• _Exercise directions_
Copy the lines holding the word "matrix", all of them.

[start of Available data]

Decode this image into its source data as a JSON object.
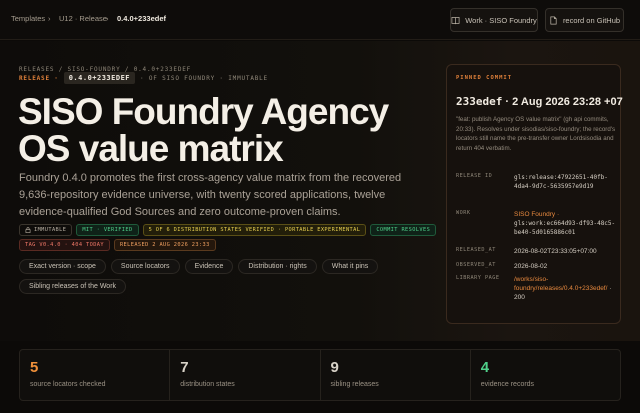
{
  "topbar": {
    "crumbs": [
      "Templates",
      "U12 · Release",
      "0.4.0+233edef"
    ],
    "sep": "›",
    "work_button": "Work · SISO Foundry",
    "github_button": "record on GitHub"
  },
  "hero": {
    "breadcrumb_path": "RELEASES / SISO-FOUNDRY / 0.4.0+233EDEF",
    "release_label": "RELEASE ·",
    "version_chip": "0.4.0+233EDEF",
    "release_suffix": "· OF SISO FOUNDRY · IMMUTABLE",
    "title": "SISO Foundry Agency OS value matrix",
    "description": "Foundry 0.4.0 promotes the first cross-agency value matrix from the recovered 9,636-repository evidence universe, with twenty scored applications, twelve evidence-qualified God Sources and zero outcome-proven claims.",
    "badges_row1": [
      {
        "label": "IMMUTABLE",
        "icon": "lock-icon",
        "tone": "neutral"
      },
      {
        "label": "MIT · VERIFIED",
        "tone": "green"
      },
      {
        "label": "5 OF 6 DISTRIBUTION STATES VERIFIED · PORTABLE EXPERIMENTAL",
        "tone": "yellow"
      },
      {
        "label": "COMMIT RESOLVES",
        "tone": "green"
      }
    ],
    "badges_row2": [
      {
        "label": "TAG V0.4.0 · 404 TODAY",
        "tone": "red"
      },
      {
        "label": "RELEASED 2 AUG 2026 23:33",
        "tone": "orange"
      }
    ],
    "tabs_row1": [
      "Exact version · scope",
      "Source locators",
      "Evidence",
      "Distribution · rights",
      "What it pins"
    ],
    "tabs_row2": [
      "Sibling releases of the Work"
    ]
  },
  "commit_card": {
    "label": "PINNED COMMIT",
    "hash": "233edef",
    "sep": " · ",
    "date": "2 Aug 2026 23:28 +07",
    "message": "\"feat: publish Agency OS value matrix\" (gh api commits, 20:33). Resolves under sisodias/siso-foundry; the record's locators still name the pre-transfer owner Lordsisodia and return 404 verbatim.",
    "rows": [
      {
        "key": "RELEASE ID",
        "value": "gls:release:47922651-40fb-4da4-9d7c-5635957e9d19",
        "style": "code"
      },
      {
        "key": "WORK",
        "value": "SISO Foundry · gls:work:ec664d93-df93-48c5-be40-5d0165886c01",
        "style": "work"
      },
      {
        "key": "RELEASED_AT",
        "value": "2026-08-02T23:33:05+07:00",
        "style": "plain"
      },
      {
        "key": "OBSERVED_AT",
        "value": "2026-08-02",
        "style": "plain"
      },
      {
        "key": "LIBRARY PAGE",
        "value": "/works/siso-foundry/releases/0.4.0+233edef/ · 200",
        "style": "link"
      }
    ],
    "work_name": "SISO Foundry ·",
    "work_id": "gls:work:ec664d93-df93-48c5-be40-5d0165886c01",
    "library_link": "/works/siso-foundry/releases/0.4.0+233edef/",
    "library_status": " · 200"
  },
  "stats": [
    {
      "value": "5",
      "label": "source locators checked",
      "color": "#f0903a"
    },
    {
      "value": "7",
      "label": "distribution states",
      "color": "#d8d2c8"
    },
    {
      "value": "9",
      "label": "sibling releases",
      "color": "#d8d2c8"
    },
    {
      "value": "4",
      "label": "evidence records",
      "color": "#4fd08a"
    }
  ]
}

[end of Available data]

• _Solution for this exercise_
    "title": "SISO Foundry Agency OS value matrix",
    "description": "Foundry 0.4.0 promotes the first cross-agency value matrix from the recovered 9,636-repository evidence universe, with twenty scored applications, twelve evidence-qualified God Sources and zero outcome-proven claims.",
    "message": "\"feat: publish Agency OS value matrix\" (gh api commits, 20:33). Resolves under sisodias/siso-foundry; the record's locators still name the pre-transfer owner Lordsisodia and return 404 verbatim.",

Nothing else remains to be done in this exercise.